▶ _WHAT YOU HAVE TO DO_
Copy each line that holds "handle".

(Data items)
··········
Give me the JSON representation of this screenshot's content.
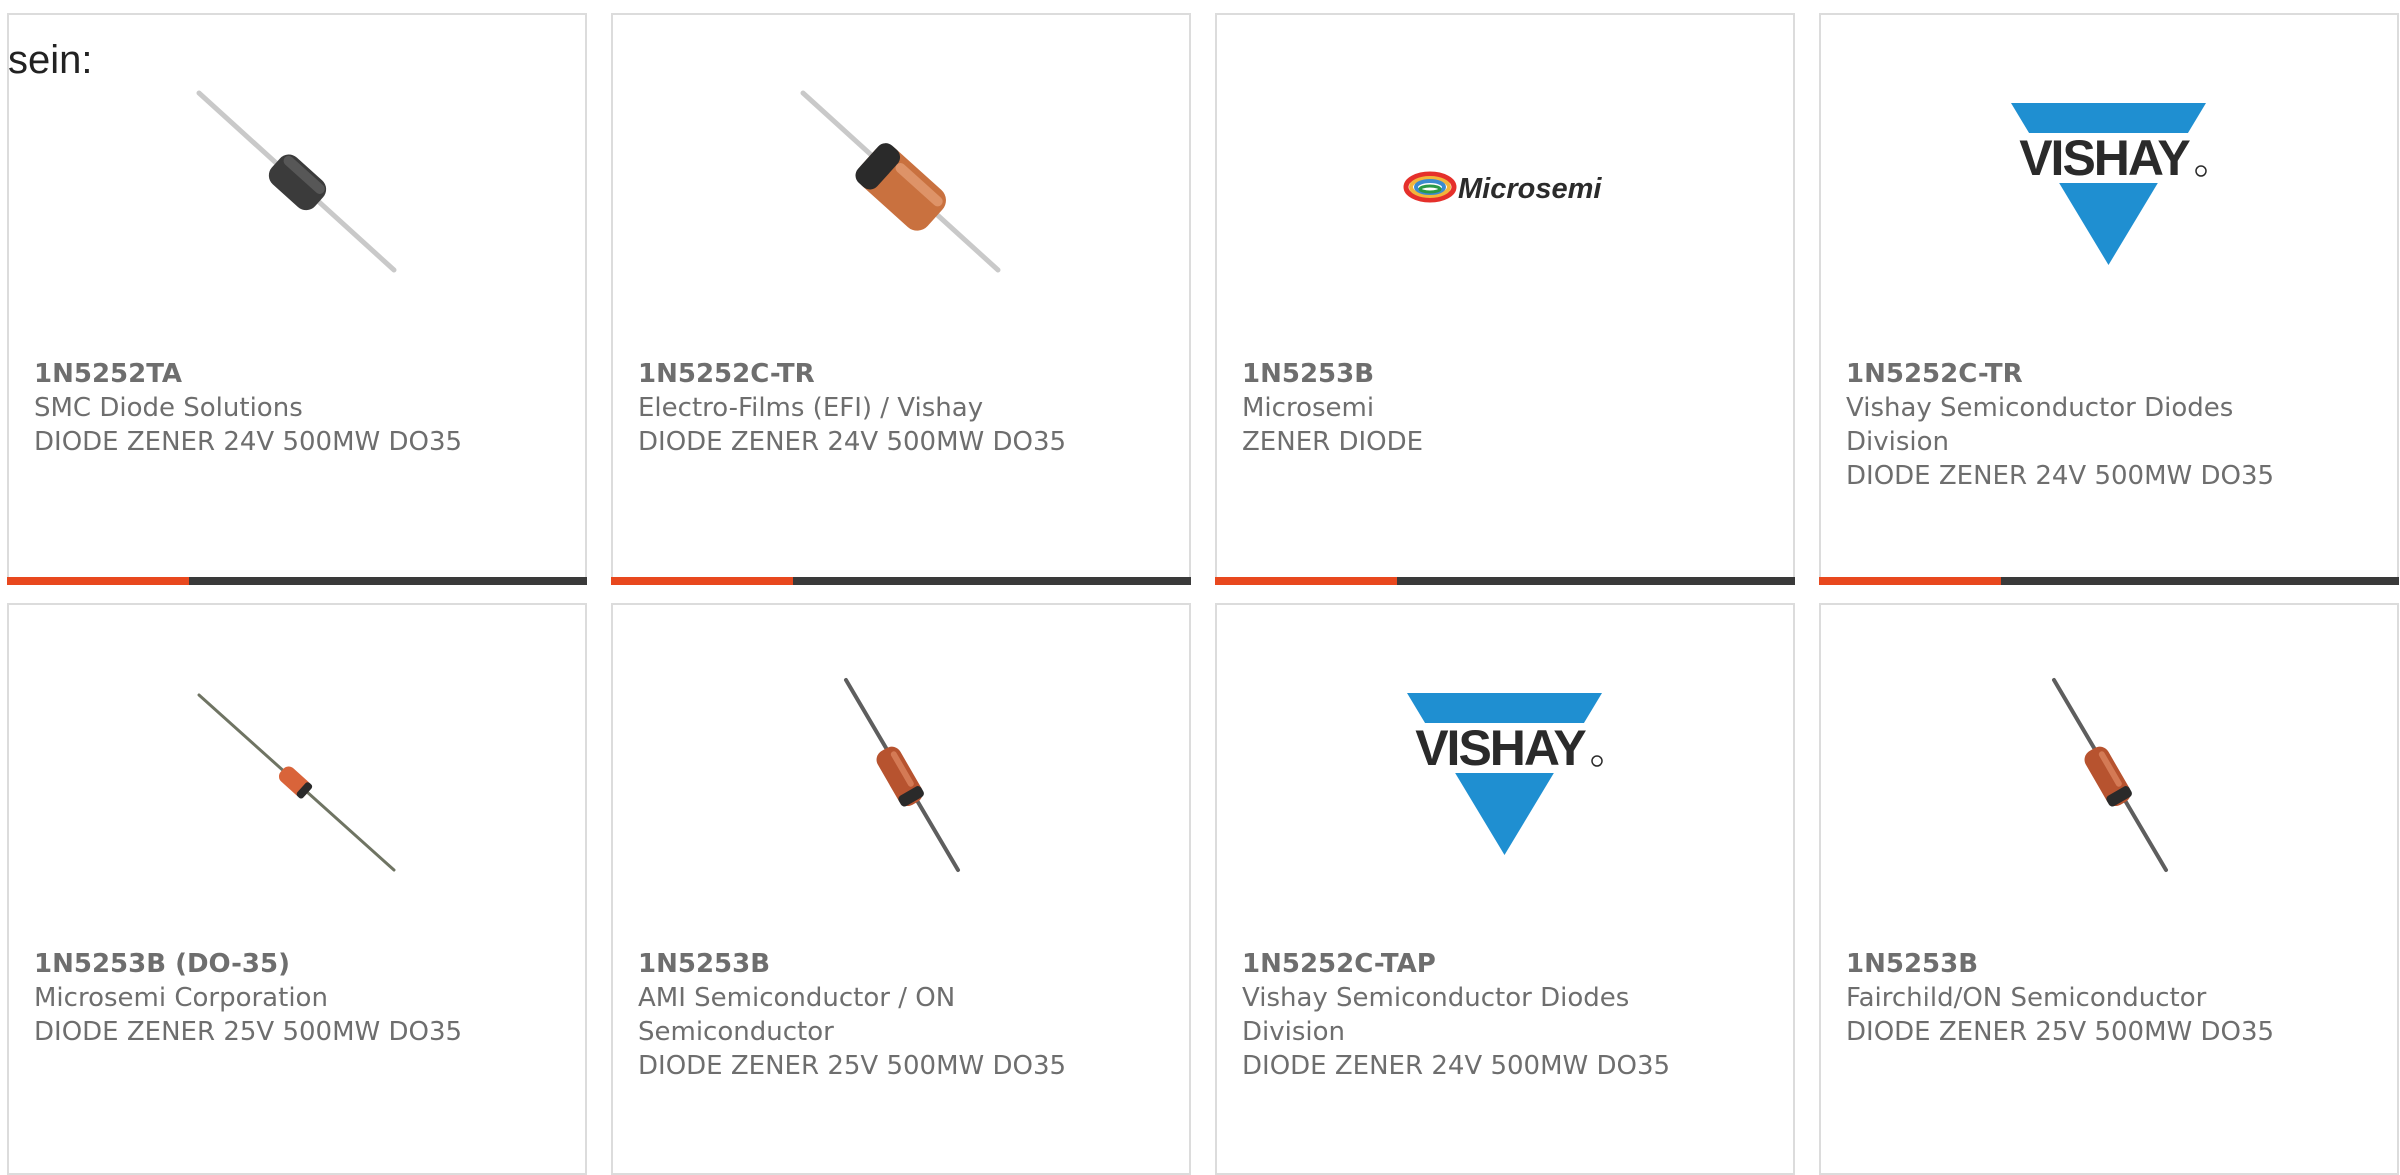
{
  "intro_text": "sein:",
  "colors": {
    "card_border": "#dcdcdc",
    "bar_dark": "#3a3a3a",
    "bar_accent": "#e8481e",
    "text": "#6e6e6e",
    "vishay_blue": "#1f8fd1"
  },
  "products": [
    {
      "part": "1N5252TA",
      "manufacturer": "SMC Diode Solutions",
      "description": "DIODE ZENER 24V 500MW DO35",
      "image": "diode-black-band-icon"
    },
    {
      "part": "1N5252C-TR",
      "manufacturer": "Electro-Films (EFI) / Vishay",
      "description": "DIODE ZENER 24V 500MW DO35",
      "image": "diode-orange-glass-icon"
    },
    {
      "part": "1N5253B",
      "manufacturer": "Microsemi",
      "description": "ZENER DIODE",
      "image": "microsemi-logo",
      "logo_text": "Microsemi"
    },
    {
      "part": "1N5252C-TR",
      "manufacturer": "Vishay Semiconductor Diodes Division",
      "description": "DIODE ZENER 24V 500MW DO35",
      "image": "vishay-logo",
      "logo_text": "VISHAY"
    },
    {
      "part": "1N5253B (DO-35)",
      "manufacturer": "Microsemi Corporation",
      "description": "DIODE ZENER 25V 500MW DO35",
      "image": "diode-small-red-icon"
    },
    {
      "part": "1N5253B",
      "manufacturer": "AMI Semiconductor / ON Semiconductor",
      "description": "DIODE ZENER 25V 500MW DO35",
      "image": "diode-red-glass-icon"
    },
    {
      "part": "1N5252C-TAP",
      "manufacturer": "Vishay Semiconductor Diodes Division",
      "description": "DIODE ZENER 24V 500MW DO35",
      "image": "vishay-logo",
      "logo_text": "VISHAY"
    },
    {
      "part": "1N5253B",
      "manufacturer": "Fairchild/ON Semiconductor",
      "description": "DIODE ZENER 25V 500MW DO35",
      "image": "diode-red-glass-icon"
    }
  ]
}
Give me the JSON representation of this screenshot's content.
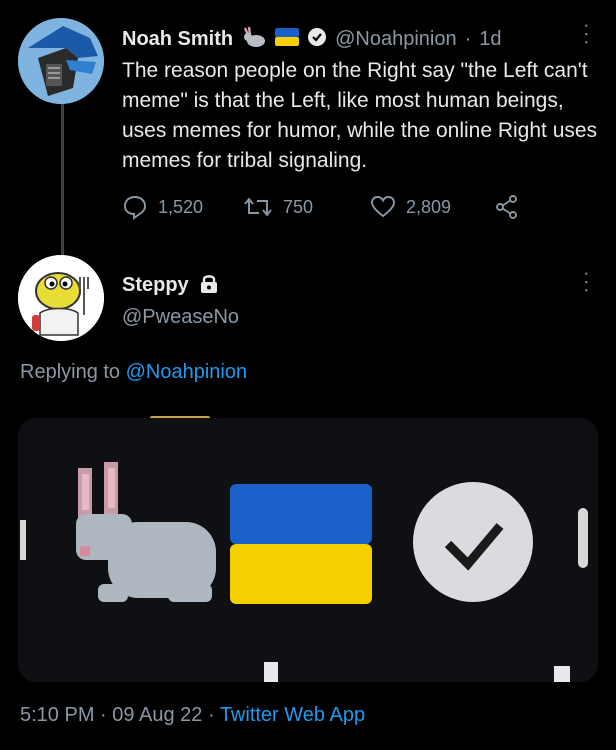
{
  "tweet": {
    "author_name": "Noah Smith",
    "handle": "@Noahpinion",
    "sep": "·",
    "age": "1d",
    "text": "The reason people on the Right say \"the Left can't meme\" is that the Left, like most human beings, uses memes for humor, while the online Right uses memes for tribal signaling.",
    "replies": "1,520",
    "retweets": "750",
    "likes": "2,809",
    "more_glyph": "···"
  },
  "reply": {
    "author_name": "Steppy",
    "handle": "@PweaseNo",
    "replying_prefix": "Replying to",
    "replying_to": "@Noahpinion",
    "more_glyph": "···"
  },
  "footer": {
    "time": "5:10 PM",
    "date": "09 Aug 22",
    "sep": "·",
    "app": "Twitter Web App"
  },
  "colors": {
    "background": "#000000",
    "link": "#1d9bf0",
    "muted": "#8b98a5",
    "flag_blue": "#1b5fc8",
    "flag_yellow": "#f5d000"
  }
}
··········
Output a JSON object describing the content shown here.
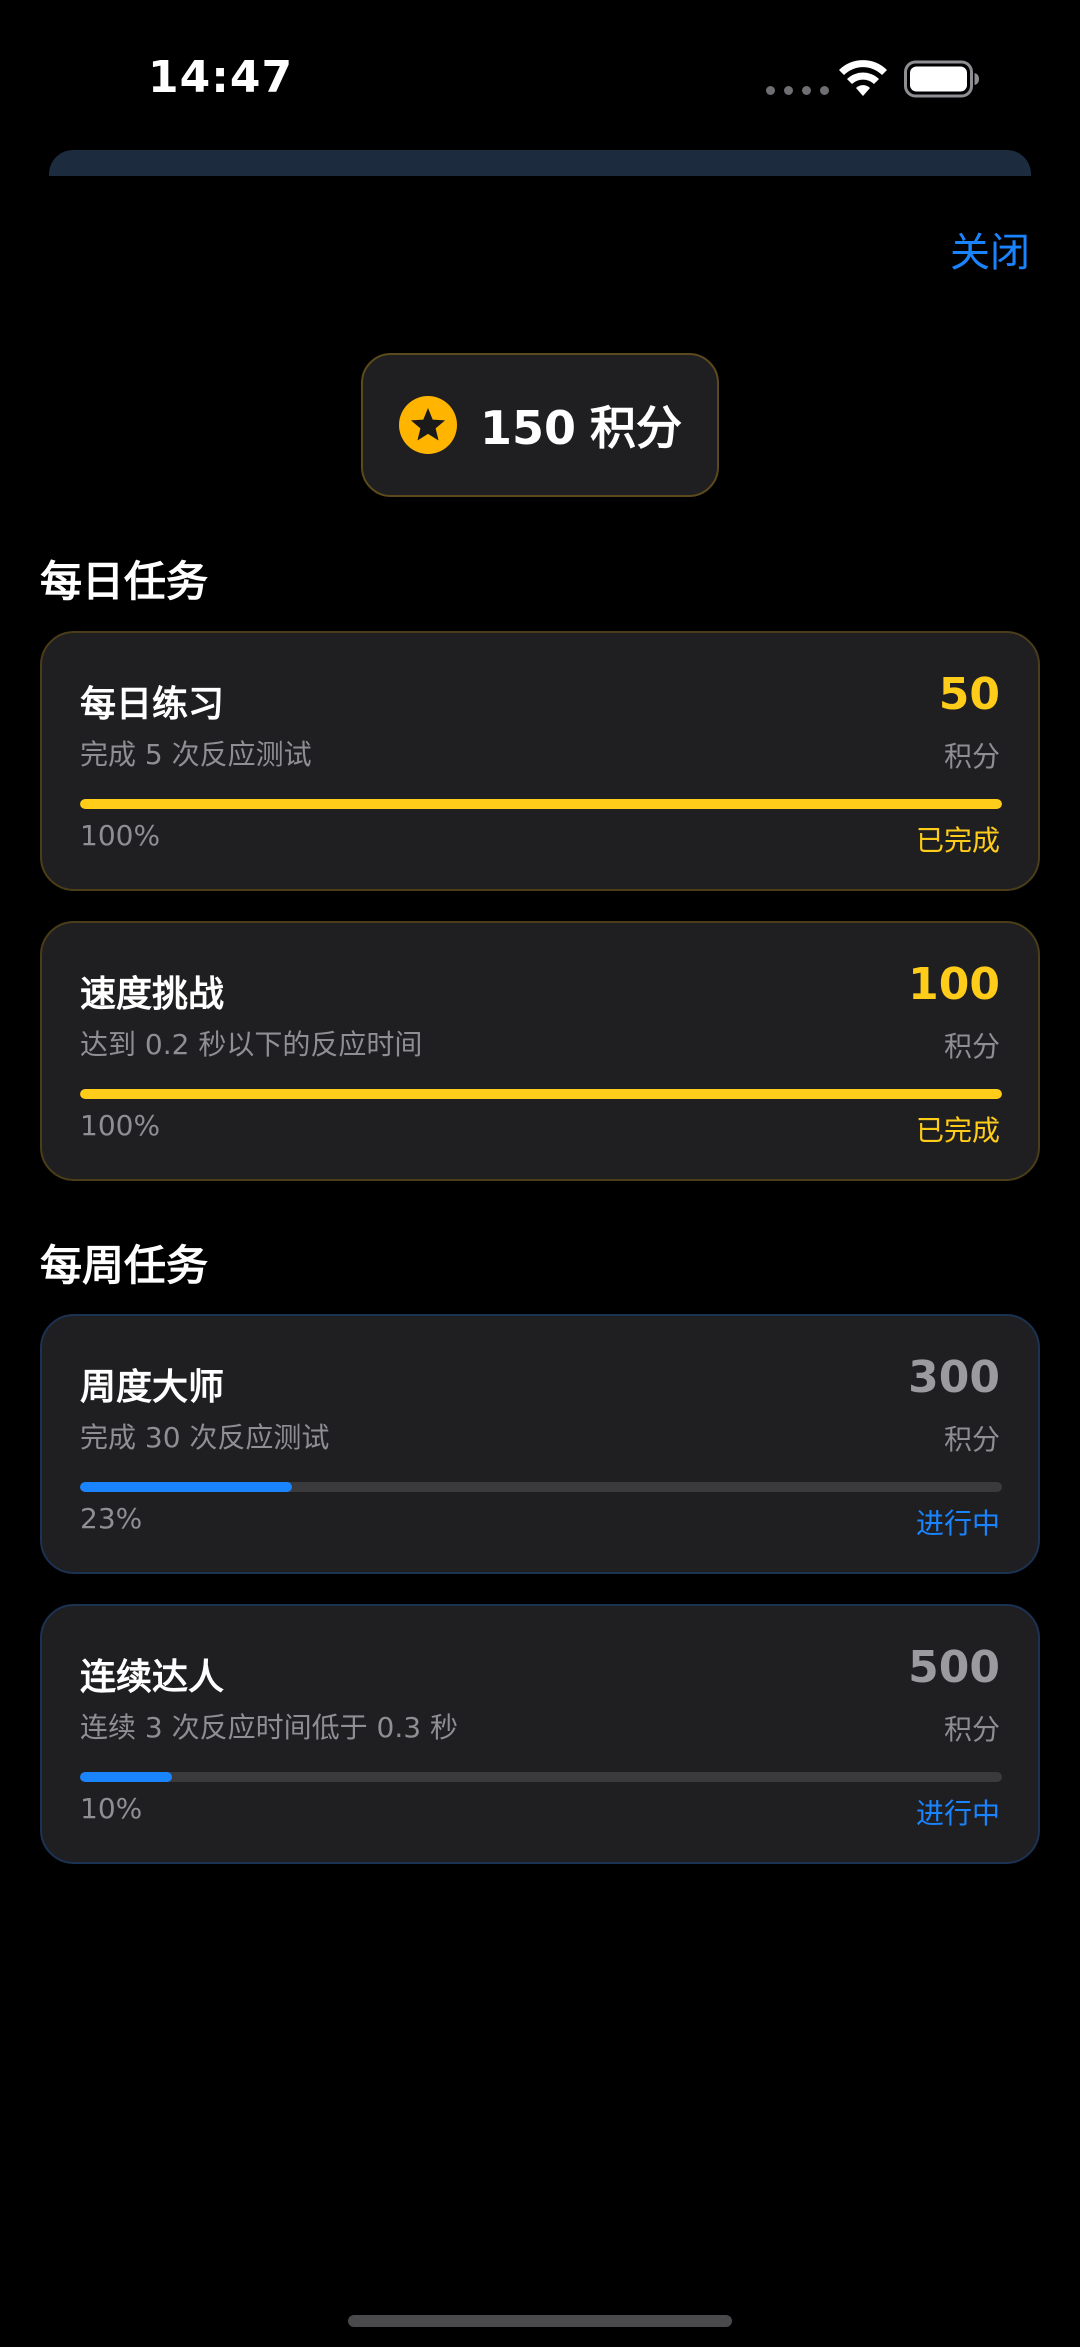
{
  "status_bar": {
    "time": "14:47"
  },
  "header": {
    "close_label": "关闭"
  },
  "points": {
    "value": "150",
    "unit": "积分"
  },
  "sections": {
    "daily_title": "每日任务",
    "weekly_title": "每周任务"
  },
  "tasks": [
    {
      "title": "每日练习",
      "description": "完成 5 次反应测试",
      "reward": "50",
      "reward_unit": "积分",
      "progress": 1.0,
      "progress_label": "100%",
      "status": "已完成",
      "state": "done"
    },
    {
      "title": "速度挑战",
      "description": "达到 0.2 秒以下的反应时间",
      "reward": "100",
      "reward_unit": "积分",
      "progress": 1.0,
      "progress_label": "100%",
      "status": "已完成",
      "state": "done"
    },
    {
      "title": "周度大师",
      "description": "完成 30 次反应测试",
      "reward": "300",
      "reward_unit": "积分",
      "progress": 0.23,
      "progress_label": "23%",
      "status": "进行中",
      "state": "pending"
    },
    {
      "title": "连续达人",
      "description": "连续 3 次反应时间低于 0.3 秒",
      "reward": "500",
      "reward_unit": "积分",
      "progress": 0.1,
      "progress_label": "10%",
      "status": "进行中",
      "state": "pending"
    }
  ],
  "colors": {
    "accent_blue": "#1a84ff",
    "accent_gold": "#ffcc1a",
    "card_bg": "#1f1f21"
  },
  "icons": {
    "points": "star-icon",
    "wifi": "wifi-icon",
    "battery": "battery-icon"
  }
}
··········
▶ _ANSWER TO THE TASK_
    "handle": "@Noahpinion",
    "handle": "@PweaseNo",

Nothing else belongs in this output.